#### Aim of the exercise
Print the data exactly, leaving nothing out.

[Dataset listings of figures]
»»

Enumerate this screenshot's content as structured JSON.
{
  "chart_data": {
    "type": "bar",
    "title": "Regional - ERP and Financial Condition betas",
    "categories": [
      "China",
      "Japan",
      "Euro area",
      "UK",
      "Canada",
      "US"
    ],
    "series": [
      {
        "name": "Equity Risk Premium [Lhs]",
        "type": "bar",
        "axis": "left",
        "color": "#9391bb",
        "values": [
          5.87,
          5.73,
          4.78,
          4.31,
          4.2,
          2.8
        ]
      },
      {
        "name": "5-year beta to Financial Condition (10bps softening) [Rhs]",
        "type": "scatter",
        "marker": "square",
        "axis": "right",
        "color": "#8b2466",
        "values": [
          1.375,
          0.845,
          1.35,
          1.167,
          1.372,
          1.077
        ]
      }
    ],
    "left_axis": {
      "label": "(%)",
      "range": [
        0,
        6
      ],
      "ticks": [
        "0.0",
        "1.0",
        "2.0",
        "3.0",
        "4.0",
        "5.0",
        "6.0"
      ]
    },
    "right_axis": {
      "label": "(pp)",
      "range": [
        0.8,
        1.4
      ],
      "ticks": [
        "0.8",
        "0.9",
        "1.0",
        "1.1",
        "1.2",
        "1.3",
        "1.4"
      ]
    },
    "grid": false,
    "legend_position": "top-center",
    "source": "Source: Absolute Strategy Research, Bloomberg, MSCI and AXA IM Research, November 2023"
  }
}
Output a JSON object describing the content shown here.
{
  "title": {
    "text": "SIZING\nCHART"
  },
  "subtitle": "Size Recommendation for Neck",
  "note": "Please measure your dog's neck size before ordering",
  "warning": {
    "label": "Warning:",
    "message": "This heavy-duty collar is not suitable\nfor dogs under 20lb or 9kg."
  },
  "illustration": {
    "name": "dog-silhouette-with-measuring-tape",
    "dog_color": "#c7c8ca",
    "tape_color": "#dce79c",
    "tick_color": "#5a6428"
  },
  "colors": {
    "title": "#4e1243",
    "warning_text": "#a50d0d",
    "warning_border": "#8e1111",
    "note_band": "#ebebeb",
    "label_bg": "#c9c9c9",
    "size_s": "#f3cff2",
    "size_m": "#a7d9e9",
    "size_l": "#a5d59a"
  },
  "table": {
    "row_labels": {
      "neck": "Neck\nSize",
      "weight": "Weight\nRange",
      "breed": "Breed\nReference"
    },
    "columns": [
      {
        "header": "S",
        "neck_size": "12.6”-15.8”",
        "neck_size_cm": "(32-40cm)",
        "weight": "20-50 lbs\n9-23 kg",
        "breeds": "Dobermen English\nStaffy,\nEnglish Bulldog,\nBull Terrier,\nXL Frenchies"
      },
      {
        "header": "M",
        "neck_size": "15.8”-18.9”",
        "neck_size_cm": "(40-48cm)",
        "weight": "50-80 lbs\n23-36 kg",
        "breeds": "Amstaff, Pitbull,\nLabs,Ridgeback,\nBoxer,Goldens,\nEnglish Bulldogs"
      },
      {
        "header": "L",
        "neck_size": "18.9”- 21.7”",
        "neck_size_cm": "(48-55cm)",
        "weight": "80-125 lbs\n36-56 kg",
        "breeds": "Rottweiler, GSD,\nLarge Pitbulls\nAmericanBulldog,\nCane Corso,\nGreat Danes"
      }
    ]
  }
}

««

#### Answer to the task
Enumerate this screenshot's content as structured JSON.
{
  "chart_data": {
    "type": "bar",
    "title": "Regional - ERP and Financial Condition betas",
    "categories": [
      "China",
      "Japan",
      "Euro area",
      "UK",
      "Canada",
      "US"
    ],
    "series": [
      {
        "name": "Equity Risk Premium [Lhs]",
        "type": "bar",
        "axis": "left",
        "color": "#9391bb",
        "values": [
          5.87,
          5.73,
          4.78,
          4.31,
          4.2,
          2.8
        ]
      },
      {
        "name": "5-year beta to Financial Condition (10bps softening) [Rhs]",
        "type": "scatter",
        "marker": "square",
        "axis": "right",
        "color": "#8b2466",
        "values": [
          1.375,
          0.845,
          1.35,
          1.167,
          1.372,
          1.077
        ]
      }
    ],
    "left_axis": {
      "label": "(%)",
      "range": [
        0,
        6
      ],
      "ticks": [
        "0.0",
        "1.0",
        "2.0",
        "3.0",
        "4.0",
        "5.0",
        "6.0"
      ]
    },
    "right_axis": {
      "label": "(pp)",
      "range": [
        0.8,
        1.4
      ],
      "ticks": [
        "0.8",
        "0.9",
        "1.0",
        "1.1",
        "1.2",
        "1.3",
        "1.4"
      ]
    },
    "grid": false,
    "legend_position": "top-center",
    "source": "Source: Absolute Strategy Research, Bloomberg, MSCI and AXA IM Research, November 2023"
  }
}
Output a JSON object describing the content shown here.
{
  "title": {
    "text": "SIZING\nCHART"
  },
  "subtitle": "Size Recommendation for Neck",
  "note": "Please measure your dog's neck size before ordering",
  "warning": {
    "label": "Warning:",
    "message": "This heavy-duty collar is not suitable\nfor dogs under 20lb or 9kg."
  },
  "illustration": {
    "name": "dog-silhouette-with-measuring-tape",
    "dog_color": "#c7c8ca",
    "tape_color": "#dce79c",
    "tick_color": "#5a6428"
  },
  "colors": {
    "title": "#4e1243",
    "warning_text": "#a50d0d",
    "warning_border": "#8e1111",
    "note_band": "#ebebeb",
    "label_bg": "#c9c9c9",
    "size_s": "#f3cff2",
    "size_m": "#a7d9e9",
    "size_l": "#a5d59a"
  },
  "table": {
    "row_labels": {
      "neck": "Neck\nSize",
      "weight": "Weight\nRange",
      "breed": "Breed\nReference"
    },
    "columns": [
      {
        "header": "S",
        "neck_size": "12.6”-15.8”",
        "neck_size_cm": "(32-40cm)",
        "weight": "20-50 lbs\n9-23 kg",
        "breeds": "Dobermen English\nStaffy,\nEnglish Bulldog,\nBull Terrier,\nXL Frenchies"
      },
      {
        "header": "M",
        "neck_size": "15.8”-18.9”",
        "neck_size_cm": "(40-48cm)",
        "weight": "50-80 lbs\n23-36 kg",
        "breeds": "Amstaff, Pitbull,\nLabs,Ridgeback,\nBoxer,Goldens,\nEnglish Bulldogs"
      },
      {
        "header": "L",
        "neck_size": "18.9”- 21.7”",
        "neck_size_cm": "(48-55cm)",
        "weight": "80-125 lbs\n36-56 kg",
        "breeds": "Rottweiler, GSD,\nLarge Pitbulls\nAmericanBulldog,\nCane Corso,\nGreat Danes"
      }
    ]
  }
}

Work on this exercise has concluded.